**Exercise brief**
Emit the entire listing verbatim.

:: Listed records

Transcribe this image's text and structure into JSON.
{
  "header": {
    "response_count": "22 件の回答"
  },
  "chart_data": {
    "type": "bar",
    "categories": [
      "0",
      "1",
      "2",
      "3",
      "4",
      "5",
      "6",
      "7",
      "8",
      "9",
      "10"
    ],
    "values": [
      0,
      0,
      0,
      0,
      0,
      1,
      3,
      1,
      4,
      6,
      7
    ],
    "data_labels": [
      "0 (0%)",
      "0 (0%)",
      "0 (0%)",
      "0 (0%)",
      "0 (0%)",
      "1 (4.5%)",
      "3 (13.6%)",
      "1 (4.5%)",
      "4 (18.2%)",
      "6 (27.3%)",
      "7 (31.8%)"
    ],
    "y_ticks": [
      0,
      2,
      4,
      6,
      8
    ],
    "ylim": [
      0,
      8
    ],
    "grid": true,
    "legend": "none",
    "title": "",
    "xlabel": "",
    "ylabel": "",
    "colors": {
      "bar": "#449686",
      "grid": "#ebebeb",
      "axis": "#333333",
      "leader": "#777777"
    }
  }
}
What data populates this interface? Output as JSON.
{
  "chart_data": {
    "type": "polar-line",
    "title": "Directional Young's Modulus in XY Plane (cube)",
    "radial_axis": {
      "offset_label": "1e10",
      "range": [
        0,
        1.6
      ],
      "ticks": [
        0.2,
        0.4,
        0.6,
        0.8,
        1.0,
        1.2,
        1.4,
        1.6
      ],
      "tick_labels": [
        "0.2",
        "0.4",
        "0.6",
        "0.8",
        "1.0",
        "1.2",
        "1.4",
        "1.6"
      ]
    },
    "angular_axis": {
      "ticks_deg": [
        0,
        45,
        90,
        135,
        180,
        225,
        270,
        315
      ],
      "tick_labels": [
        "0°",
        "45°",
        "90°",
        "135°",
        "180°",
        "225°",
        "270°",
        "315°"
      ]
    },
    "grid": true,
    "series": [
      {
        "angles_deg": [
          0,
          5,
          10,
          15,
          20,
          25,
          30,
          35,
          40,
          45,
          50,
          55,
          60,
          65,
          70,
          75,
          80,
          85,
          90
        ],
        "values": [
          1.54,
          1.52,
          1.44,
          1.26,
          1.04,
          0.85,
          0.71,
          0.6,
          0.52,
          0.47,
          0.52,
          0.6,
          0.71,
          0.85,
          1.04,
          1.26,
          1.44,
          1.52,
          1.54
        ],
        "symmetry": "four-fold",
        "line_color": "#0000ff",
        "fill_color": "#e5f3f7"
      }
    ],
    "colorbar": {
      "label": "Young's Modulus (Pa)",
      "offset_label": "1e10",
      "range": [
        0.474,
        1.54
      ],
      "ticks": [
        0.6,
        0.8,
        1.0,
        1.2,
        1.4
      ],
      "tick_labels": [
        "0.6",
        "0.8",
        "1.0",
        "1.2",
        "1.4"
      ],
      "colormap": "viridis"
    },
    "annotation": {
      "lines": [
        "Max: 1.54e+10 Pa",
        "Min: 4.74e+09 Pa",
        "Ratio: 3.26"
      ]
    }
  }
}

::::

**Task response**
Transcribe this image's text and structure into JSON.
{
  "header": {
    "response_count": "22 件の回答"
  },
  "chart_data": {
    "type": "bar",
    "categories": [
      "0",
      "1",
      "2",
      "3",
      "4",
      "5",
      "6",
      "7",
      "8",
      "9",
      "10"
    ],
    "values": [
      0,
      0,
      0,
      0,
      0,
      1,
      3,
      1,
      4,
      6,
      7
    ],
    "data_labels": [
      "0 (0%)",
      "0 (0%)",
      "0 (0%)",
      "0 (0%)",
      "0 (0%)",
      "1 (4.5%)",
      "3 (13.6%)",
      "1 (4.5%)",
      "4 (18.2%)",
      "6 (27.3%)",
      "7 (31.8%)"
    ],
    "y_ticks": [
      0,
      2,
      4,
      6,
      8
    ],
    "ylim": [
      0,
      8
    ],
    "grid": true,
    "legend": "none",
    "title": "",
    "xlabel": "",
    "ylabel": "",
    "colors": {
      "bar": "#449686",
      "grid": "#ebebeb",
      "axis": "#333333",
      "leader": "#777777"
    }
  }
}
What data populates this interface? Output as JSON.
{
  "chart_data": {
    "type": "polar-line",
    "title": "Directional Young's Modulus in XY Plane (cube)",
    "radial_axis": {
      "offset_label": "1e10",
      "range": [
        0,
        1.6
      ],
      "ticks": [
        0.2,
        0.4,
        0.6,
        0.8,
        1.0,
        1.2,
        1.4,
        1.6
      ],
      "tick_labels": [
        "0.2",
        "0.4",
        "0.6",
        "0.8",
        "1.0",
        "1.2",
        "1.4",
        "1.6"
      ]
    },
    "angular_axis": {
      "ticks_deg": [
        0,
        45,
        90,
        135,
        180,
        225,
        270,
        315
      ],
      "tick_labels": [
        "0°",
        "45°",
        "90°",
        "135°",
        "180°",
        "225°",
        "270°",
        "315°"
      ]
    },
    "grid": true,
    "series": [
      {
        "angles_deg": [
          0,
          5,
          10,
          15,
          20,
          25,
          30,
          35,
          40,
          45,
          50,
          55,
          60,
          65,
          70,
          75,
          80,
          85,
          90
        ],
        "values": [
          1.54,
          1.52,
          1.44,
          1.26,
          1.04,
          0.85,
          0.71,
          0.6,
          0.52,
          0.47,
          0.52,
          0.6,
          0.71,
          0.85,
          1.04,
          1.26,
          1.44,
          1.52,
          1.54
        ],
        "symmetry": "four-fold",
        "line_color": "#0000ff",
        "fill_color": "#e5f3f7"
      }
    ],
    "colorbar": {
      "label": "Young's Modulus (Pa)",
      "offset_label": "1e10",
      "range": [
        0.474,
        1.54
      ],
      "ticks": [
        0.6,
        0.8,
        1.0,
        1.2,
        1.4
      ],
      "tick_labels": [
        "0.6",
        "0.8",
        "1.0",
        "1.2",
        "1.4"
      ],
      "colormap": "viridis"
    },
    "annotation": {
      "lines": [
        "Max: 1.54e+10 Pa",
        "Min: 4.74e+09 Pa",
        "Ratio: 3.26"
      ]
    }
  }
}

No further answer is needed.